# Short exercise
Determine the number of lines containing the word "Президиума", and state that figure alone.

----- Supplied material -----

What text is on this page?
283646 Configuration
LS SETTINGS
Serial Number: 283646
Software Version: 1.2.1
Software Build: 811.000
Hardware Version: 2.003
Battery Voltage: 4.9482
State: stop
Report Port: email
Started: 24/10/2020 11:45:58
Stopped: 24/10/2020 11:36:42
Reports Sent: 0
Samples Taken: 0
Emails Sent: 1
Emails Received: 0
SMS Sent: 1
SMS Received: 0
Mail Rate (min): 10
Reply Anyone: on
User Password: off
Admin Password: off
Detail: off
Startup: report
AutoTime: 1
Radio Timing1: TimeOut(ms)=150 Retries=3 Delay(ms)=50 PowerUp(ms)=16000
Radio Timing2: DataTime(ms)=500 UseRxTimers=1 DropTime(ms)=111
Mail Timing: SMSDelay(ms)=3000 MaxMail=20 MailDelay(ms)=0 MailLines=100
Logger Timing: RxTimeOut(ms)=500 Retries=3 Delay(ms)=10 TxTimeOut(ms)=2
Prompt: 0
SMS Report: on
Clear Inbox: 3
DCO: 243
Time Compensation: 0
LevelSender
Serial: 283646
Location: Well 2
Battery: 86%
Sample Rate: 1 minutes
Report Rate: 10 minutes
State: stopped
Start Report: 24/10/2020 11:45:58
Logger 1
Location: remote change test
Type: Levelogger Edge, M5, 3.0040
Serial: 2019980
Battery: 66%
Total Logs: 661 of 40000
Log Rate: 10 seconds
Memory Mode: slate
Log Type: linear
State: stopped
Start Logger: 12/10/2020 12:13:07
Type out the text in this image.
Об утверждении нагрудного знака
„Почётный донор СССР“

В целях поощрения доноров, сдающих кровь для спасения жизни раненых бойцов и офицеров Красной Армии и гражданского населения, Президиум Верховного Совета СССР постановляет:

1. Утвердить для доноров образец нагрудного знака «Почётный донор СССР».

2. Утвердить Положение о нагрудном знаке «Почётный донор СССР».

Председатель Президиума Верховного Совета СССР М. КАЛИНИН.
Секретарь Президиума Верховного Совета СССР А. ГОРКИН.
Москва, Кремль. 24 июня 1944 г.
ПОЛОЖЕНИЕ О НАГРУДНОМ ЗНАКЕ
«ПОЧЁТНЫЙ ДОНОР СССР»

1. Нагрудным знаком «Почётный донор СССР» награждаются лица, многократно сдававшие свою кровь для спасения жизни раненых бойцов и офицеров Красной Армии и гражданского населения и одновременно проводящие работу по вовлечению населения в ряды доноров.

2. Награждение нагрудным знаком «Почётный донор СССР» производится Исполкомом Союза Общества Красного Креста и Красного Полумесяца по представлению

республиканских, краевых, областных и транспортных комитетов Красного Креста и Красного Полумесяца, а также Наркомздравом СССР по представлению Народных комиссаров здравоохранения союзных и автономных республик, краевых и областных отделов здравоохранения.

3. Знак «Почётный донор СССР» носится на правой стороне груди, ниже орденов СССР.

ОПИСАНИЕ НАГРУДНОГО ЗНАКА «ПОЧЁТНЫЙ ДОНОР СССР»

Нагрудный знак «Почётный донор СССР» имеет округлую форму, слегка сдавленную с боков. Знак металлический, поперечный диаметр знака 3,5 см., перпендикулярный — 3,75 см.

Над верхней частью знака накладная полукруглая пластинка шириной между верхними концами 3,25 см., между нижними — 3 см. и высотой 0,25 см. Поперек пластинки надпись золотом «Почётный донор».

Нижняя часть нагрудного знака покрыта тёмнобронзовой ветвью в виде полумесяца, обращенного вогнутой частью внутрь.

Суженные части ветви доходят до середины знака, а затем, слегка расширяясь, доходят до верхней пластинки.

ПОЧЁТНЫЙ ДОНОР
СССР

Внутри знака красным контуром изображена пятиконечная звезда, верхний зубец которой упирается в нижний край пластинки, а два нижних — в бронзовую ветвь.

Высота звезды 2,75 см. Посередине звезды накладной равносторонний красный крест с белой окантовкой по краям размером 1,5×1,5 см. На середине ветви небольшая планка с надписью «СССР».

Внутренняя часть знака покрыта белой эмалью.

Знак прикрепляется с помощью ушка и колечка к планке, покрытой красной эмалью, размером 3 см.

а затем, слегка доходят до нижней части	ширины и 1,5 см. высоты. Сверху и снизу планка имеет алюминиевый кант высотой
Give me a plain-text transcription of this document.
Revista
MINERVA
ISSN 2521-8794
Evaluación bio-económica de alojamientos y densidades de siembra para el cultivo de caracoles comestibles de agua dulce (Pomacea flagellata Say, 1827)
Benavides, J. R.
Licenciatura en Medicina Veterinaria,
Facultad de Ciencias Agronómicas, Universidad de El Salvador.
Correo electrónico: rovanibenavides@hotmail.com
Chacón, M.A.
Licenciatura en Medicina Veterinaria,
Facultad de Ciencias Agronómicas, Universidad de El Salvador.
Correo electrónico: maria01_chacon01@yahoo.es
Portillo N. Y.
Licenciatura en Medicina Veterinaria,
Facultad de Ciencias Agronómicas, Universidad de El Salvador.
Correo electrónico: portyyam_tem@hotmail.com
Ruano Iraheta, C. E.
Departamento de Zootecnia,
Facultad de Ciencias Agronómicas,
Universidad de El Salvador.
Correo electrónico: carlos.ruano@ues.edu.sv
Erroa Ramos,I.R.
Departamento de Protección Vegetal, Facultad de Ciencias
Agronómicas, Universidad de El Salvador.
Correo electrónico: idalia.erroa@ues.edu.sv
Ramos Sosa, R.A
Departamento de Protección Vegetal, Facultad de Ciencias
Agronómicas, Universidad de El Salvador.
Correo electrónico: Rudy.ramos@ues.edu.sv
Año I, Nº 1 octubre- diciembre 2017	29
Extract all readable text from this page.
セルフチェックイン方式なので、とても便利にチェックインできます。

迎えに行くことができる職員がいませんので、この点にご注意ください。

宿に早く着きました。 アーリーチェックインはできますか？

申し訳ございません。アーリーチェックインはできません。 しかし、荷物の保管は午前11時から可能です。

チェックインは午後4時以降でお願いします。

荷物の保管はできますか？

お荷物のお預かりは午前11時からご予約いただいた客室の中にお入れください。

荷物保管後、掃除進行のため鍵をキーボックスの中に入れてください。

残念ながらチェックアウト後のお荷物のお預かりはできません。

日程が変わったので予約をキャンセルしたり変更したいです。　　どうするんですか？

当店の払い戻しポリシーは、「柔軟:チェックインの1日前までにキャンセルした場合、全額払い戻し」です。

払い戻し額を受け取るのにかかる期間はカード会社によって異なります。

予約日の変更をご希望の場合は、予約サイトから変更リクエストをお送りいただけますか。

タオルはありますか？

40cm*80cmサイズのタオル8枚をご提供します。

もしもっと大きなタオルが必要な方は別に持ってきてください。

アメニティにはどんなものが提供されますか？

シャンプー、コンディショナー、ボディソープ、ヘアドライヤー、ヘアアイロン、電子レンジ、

-----

# Full response
2